Please reproduce the material word for word, starting with its first line and going on through the line that contains "notes-block: 資料：（株）帝国データバンク「令和６年度中小企業の経営課題と事業活動に関する調査… <box>34", including that line.

>> start Given records

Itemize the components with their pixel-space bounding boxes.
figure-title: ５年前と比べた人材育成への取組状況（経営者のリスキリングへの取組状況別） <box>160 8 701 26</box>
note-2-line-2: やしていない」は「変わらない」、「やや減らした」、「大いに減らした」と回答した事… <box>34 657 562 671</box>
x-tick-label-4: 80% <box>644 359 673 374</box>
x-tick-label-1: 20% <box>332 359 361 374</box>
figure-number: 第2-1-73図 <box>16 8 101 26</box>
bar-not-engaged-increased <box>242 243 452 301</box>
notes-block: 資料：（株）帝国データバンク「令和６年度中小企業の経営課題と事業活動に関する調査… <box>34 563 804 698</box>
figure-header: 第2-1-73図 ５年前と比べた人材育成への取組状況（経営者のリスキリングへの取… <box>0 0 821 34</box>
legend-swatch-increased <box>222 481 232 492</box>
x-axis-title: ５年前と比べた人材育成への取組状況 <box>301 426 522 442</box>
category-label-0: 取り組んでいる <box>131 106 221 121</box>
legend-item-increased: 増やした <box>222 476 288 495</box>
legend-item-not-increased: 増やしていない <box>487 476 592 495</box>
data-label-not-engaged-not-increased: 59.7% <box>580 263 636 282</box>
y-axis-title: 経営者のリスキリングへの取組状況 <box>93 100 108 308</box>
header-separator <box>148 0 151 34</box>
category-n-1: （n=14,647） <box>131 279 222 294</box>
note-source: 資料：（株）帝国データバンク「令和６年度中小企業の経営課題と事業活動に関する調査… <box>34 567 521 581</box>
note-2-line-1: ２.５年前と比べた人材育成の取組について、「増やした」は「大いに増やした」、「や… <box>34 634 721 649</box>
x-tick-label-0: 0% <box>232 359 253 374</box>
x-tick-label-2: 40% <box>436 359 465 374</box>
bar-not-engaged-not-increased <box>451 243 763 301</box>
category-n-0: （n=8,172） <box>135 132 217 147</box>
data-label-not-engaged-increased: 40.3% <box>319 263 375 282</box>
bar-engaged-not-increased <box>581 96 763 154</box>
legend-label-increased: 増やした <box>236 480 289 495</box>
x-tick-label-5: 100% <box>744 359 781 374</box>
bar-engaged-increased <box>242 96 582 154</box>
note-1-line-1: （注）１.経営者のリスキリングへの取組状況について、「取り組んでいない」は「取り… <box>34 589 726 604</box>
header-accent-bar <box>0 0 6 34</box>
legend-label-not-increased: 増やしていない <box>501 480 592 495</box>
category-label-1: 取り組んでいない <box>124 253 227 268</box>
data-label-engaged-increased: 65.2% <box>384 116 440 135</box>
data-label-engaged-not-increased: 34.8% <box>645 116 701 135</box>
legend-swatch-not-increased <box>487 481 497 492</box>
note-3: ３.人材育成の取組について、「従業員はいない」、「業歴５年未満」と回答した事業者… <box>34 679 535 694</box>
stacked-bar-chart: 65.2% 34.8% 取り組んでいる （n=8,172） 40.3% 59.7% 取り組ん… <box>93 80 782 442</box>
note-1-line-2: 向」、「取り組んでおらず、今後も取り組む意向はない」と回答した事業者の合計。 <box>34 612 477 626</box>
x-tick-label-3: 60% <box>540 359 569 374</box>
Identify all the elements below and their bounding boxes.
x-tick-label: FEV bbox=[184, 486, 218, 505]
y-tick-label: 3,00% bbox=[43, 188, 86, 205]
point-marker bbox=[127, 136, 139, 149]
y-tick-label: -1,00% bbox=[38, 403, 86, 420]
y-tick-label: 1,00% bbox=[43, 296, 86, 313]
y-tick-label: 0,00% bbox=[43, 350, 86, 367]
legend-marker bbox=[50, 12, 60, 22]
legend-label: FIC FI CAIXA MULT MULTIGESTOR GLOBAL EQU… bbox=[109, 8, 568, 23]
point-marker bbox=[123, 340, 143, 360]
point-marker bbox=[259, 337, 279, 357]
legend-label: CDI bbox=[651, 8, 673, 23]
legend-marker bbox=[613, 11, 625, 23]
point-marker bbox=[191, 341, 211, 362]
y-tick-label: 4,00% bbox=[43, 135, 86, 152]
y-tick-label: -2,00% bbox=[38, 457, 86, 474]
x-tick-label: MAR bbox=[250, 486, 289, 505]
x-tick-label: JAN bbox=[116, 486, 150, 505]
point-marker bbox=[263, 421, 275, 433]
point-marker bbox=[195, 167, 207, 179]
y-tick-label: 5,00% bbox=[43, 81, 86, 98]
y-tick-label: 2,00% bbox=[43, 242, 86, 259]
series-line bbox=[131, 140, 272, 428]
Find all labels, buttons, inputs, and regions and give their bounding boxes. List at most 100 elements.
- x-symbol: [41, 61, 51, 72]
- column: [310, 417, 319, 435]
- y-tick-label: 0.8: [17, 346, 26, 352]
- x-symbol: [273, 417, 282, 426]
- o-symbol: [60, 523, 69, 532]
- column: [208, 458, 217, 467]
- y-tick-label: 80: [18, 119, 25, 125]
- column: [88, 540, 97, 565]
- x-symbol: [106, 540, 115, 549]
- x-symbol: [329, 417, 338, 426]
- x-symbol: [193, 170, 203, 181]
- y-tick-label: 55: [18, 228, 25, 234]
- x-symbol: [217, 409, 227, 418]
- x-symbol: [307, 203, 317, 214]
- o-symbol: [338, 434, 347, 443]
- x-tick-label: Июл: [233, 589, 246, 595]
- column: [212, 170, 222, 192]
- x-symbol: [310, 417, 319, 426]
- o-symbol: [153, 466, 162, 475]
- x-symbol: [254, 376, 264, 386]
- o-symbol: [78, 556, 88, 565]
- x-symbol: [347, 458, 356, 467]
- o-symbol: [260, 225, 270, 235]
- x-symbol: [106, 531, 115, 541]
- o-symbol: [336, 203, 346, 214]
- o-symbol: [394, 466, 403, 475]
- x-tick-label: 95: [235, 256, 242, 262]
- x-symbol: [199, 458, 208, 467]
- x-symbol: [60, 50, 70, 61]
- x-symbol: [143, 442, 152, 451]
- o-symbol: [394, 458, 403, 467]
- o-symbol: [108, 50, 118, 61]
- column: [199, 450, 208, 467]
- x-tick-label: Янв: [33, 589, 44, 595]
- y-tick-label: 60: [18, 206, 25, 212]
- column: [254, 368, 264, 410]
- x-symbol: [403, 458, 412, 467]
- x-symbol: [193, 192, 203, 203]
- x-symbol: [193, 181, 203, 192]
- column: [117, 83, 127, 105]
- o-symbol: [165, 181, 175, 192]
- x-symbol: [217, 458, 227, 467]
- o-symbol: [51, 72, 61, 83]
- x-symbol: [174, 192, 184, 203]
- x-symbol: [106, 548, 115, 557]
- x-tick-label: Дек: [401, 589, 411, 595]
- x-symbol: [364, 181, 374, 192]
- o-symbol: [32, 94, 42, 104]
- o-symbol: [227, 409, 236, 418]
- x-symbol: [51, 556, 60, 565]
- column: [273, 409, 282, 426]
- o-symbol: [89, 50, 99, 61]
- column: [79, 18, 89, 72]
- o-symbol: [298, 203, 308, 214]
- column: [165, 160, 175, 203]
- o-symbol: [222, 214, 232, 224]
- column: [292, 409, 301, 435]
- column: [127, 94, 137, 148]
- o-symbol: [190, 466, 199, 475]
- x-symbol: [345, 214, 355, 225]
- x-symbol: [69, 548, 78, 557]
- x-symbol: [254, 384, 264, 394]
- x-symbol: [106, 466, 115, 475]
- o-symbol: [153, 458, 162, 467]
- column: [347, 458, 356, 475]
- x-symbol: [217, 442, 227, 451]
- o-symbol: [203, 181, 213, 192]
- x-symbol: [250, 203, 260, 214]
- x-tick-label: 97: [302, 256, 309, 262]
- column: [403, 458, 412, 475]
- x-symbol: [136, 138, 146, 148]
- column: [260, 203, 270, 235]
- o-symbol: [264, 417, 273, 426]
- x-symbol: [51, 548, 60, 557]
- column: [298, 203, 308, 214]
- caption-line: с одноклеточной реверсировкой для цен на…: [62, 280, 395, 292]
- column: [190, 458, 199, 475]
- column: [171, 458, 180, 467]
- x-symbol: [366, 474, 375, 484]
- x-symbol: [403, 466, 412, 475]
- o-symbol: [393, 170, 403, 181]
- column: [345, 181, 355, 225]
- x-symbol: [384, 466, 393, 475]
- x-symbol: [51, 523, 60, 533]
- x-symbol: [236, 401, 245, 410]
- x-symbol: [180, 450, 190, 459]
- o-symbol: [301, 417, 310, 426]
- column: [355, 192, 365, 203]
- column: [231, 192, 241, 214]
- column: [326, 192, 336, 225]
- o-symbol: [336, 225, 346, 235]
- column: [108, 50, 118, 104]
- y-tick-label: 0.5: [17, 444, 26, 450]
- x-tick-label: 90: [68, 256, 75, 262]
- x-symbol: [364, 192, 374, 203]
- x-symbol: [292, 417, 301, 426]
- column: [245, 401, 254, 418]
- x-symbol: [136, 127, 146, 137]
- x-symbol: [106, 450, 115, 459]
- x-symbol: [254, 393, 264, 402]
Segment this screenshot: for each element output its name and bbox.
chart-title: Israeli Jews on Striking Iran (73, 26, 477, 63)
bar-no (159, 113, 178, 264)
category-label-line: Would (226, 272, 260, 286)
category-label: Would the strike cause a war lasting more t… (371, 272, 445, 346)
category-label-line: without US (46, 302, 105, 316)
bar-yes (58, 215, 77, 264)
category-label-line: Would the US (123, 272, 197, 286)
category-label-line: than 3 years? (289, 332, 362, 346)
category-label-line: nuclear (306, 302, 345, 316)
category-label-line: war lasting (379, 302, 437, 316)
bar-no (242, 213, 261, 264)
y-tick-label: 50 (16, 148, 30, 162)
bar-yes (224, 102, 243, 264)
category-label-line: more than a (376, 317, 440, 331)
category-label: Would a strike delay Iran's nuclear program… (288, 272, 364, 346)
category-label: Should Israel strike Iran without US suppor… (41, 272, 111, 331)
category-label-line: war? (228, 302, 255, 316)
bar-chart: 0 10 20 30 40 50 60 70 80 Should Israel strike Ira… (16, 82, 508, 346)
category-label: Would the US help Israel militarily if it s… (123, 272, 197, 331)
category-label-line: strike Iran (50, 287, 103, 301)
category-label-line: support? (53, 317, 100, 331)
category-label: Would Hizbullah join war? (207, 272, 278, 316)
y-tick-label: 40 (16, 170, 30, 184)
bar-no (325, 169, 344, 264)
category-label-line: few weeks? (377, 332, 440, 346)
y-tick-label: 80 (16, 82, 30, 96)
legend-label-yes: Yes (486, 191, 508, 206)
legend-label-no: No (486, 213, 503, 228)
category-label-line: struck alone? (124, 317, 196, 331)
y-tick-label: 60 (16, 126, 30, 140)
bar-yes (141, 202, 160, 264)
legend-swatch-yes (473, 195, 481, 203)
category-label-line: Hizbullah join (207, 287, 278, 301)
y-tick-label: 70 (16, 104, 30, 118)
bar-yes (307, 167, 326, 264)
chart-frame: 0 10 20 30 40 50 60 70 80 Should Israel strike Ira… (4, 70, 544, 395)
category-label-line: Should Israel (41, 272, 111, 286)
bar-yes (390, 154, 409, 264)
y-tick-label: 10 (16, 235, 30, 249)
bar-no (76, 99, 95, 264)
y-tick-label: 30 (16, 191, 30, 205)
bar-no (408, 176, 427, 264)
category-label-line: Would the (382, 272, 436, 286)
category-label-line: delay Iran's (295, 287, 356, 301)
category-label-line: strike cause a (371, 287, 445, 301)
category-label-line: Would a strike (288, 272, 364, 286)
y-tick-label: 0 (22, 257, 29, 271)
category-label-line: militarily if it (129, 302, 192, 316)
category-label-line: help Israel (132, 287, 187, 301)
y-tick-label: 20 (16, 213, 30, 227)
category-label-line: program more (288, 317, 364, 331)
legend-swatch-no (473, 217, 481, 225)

>> end Given records

**The reply**
Itemize the components with their pixel-space bounding boxes.
figure-title: ５年前と比べた人材育成への取組状況（経営者のリスキリングへの取組状況別） <box>160 8 701 26</box>
note-2-line-2: やしていない」は「変わらない」、「やや減らした」、「大いに減らした」と回答した事… <box>34 657 562 671</box>
x-tick-label-4: 80% <box>644 359 673 374</box>
x-tick-label-1: 20% <box>332 359 361 374</box>
figure-number: 第2-1-73図 <box>16 8 101 26</box>
bar-not-engaged-increased <box>242 243 452 301</box>
notes-block: 資料：（株）帝国データバンク「令和６年度中小企業の経営課題と事業活動に関する調査… <box>34 563 804 698</box>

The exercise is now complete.